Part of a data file
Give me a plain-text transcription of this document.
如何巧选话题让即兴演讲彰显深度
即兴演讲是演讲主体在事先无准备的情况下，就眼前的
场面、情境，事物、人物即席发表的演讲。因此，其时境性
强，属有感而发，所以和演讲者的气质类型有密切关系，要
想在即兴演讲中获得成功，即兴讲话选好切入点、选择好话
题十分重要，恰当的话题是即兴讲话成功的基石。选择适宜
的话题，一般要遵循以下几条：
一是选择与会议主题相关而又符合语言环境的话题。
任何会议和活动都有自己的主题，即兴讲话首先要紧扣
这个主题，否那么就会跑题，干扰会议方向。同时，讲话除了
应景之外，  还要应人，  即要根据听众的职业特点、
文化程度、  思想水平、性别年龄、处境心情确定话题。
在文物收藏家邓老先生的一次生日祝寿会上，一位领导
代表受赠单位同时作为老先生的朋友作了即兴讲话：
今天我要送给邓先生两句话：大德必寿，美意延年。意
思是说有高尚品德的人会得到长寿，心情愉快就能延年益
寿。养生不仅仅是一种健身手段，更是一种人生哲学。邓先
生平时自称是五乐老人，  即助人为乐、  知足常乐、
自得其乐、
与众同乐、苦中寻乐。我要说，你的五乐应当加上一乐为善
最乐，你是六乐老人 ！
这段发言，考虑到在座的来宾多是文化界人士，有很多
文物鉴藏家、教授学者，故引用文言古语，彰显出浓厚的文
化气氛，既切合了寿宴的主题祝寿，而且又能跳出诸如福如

■ Exercise
Give the data again, exactly as it stands.

■ Written answer
Give me a plain-text transcription of this document.
如何巧选话题让即兴演讲彰显深度
即兴演讲是演讲主体在事先无准备的情况下，就眼前的
场面、情境，事物、人物即席发表的演讲。因此，其时境性
强，属有感而发，所以和演讲者的气质类型有密切关系，要
想在即兴演讲中获得成功，即兴讲话选好切入点、选择好话
题十分重要，恰当的话题是即兴讲话成功的基石。选择适宜
的话题，一般要遵循以下几条：
一是选择与会议主题相关而又符合语言环境的话题。
任何会议和活动都有自己的主题，即兴讲话首先要紧扣
这个主题，否那么就会跑题，干扰会议方向。同时，讲话除了
应景之外，  还要应人，  即要根据听众的职业特点、
文化程度、  思想水平、性别年龄、处境心情确定话题。
在文物收藏家邓老先生的一次生日祝寿会上，一位领导
代表受赠单位同时作为老先生的朋友作了即兴讲话：
今天我要送给邓先生两句话：大德必寿，美意延年。意
思是说有高尚品德的人会得到长寿，心情愉快就能延年益
寿。养生不仅仅是一种健身手段，更是一种人生哲学。邓先
生平时自称是五乐老人，  即助人为乐、  知足常乐、
自得其乐、
与众同乐、苦中寻乐。我要说，你的五乐应当加上一乐为善
最乐，你是六乐老人 ！
这段发言，考虑到在座的来宾多是文化界人士，有很多
文物鉴藏家、教授学者，故引用文言古语，彰显出浓厚的文
化气氛，既切合了寿宴的主题祝寿，而且又能跳出诸如福如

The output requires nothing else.